Problem statement →
Copy, from the entries below, each line in which the string "полнотой" appears.

Entries →

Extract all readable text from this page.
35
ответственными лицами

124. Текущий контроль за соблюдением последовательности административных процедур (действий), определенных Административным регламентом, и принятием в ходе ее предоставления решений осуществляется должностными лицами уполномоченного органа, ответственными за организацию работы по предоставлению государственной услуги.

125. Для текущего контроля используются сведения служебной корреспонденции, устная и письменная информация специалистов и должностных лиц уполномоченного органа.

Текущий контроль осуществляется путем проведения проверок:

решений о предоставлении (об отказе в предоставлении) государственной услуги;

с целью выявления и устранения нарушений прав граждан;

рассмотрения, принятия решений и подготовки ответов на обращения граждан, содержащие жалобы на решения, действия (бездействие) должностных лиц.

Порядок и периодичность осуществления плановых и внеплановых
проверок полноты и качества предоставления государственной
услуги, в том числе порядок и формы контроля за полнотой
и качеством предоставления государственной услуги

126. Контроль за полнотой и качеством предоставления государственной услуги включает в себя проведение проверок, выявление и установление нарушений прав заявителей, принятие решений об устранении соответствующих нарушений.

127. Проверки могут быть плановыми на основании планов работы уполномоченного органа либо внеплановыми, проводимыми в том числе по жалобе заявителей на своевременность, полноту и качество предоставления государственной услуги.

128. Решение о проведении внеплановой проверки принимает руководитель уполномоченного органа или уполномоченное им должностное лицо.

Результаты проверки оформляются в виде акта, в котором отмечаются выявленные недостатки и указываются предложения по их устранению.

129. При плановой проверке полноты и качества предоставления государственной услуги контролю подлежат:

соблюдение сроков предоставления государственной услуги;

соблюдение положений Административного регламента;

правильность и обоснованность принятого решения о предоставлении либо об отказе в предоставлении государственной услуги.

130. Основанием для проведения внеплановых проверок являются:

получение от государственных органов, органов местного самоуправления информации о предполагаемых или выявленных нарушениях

Solution to the exercise →
услуги, в том числе порядок и формы контроля за полнотой
126. Контроль за полнотой и качеством предоставления государственной услуги включает в себя проведение проверок, выявление и установление нарушений прав заявителей, принятие решений об устранении соответствующих нарушений.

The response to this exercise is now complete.